◆ Given text ◆

You have to choose the right skills and moves before every battle. Source: A. J. Asplund

The game is divided between fights, where you select which moves and abilities your character will use in battle and then watch it play through the fight, and the rest of the game, where you wander around the city performing odd jobs, training to be a better fighter, and signing up for tournaments.  The story starts simply enough, but quickly goes into unexpected directions depending on what you do and where you go. After a few days of play, I was going into the sewer fighting ninja crocodiles where a friend of mine had become an enforcer for the local mafia. There’s a lot of strange content in this one.

There are a lot of places to go in Punch Club, each with its own challenge. Source: A. J. Asplund

You can hear my initial thoughts on Punch Club in Shortcast 28 – Linguistic Bravado. Since that recording, I can say that the game only gets more strange. With a skill-tree character upgrade system more complicated than a majority of RPGs out there, this game sits in that weird place that so many indie games do. Part RPG, part management game, part simulation… a little bit of everything.

◆ Data shown ◆
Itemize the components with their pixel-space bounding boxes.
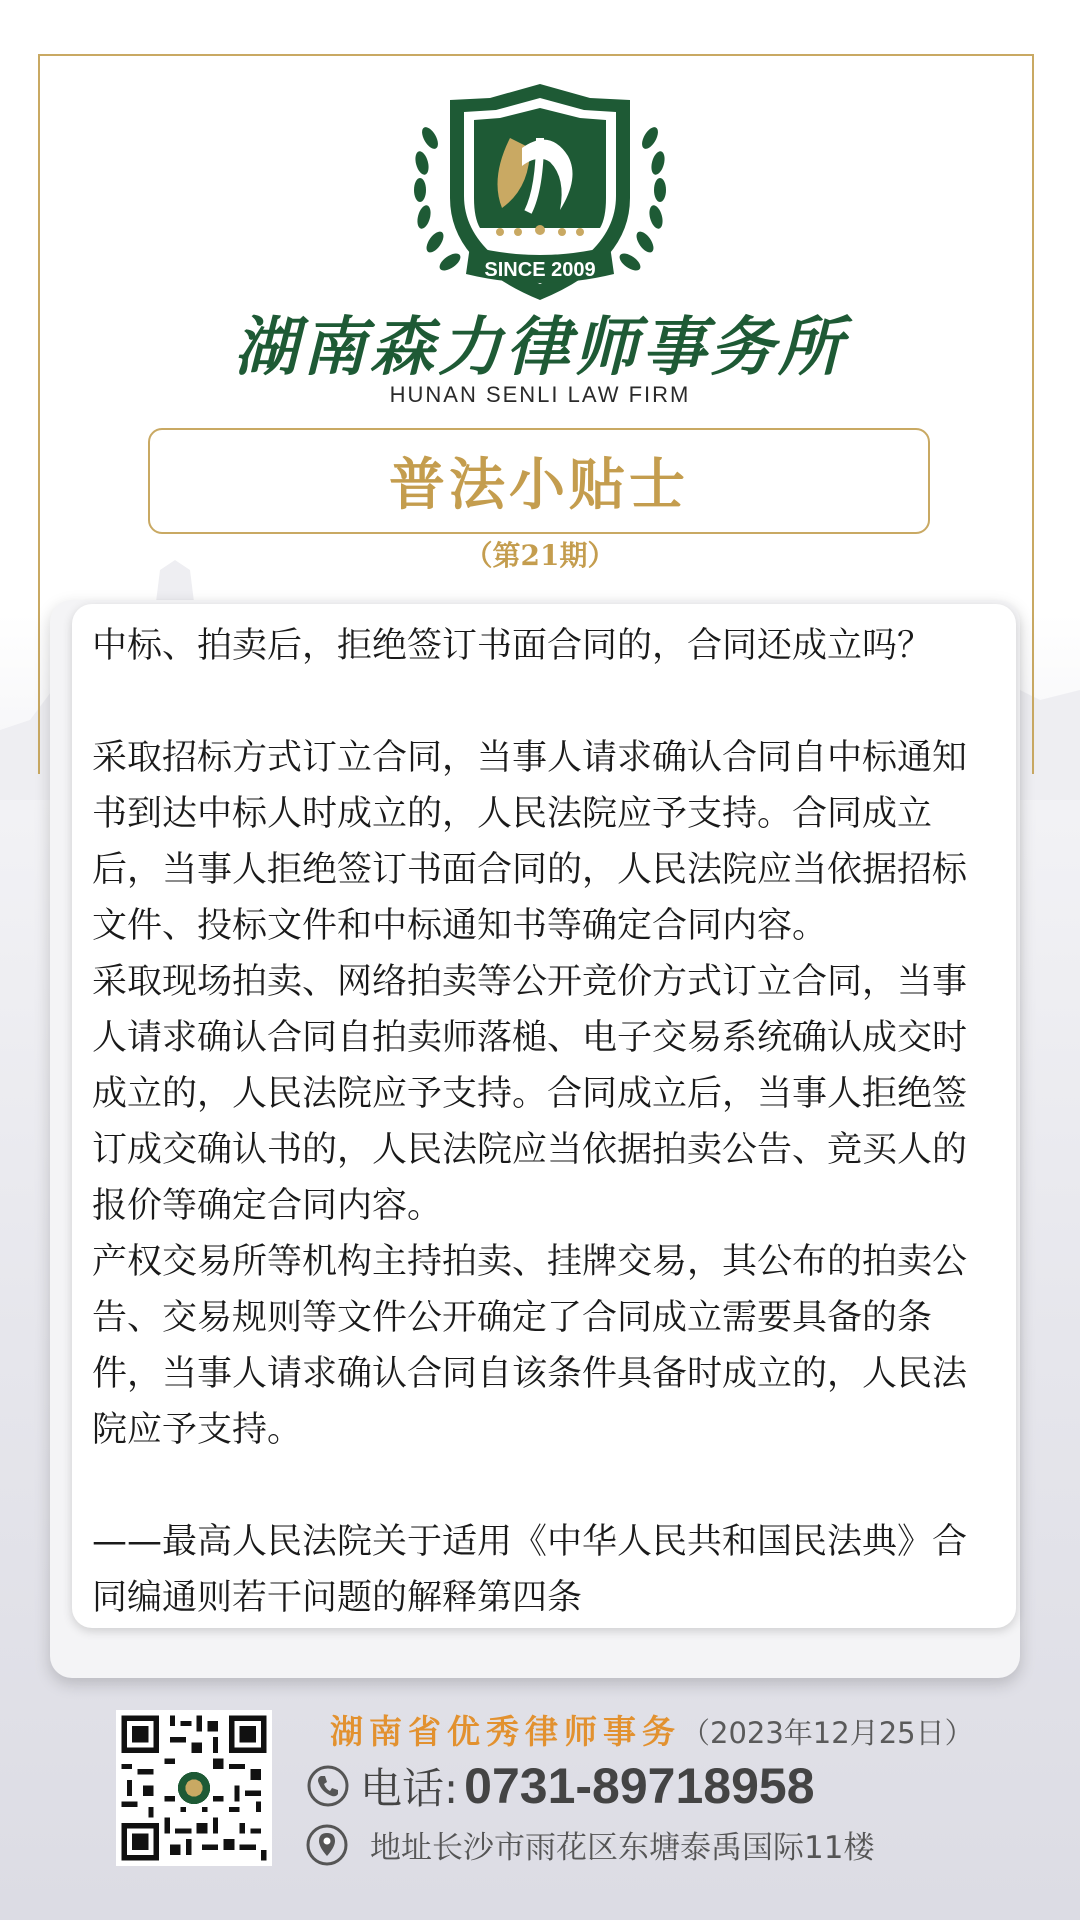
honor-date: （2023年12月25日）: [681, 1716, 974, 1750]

◆ What to produce ◆
Quote the Punch Club review above word for word, starting at the words "The game is" and stopping after the words "in this one.".

◆ Solution ◆
The game is divided between fights, where you select which moves and abilities your character will use in battle and then watch it play through the fight, and the rest of the game, where you wander around the city performing odd jobs, training to be a better fighter, and signing up for tournaments.  The story starts simply enough, but quickly goes into unexpected directions depending on what you do and where you go. After a few days of play, I was going into the sewer fighting ninja crocodiles where a friend of mine had become an enforcer for the local mafia. There’s a lot of strange content in this one.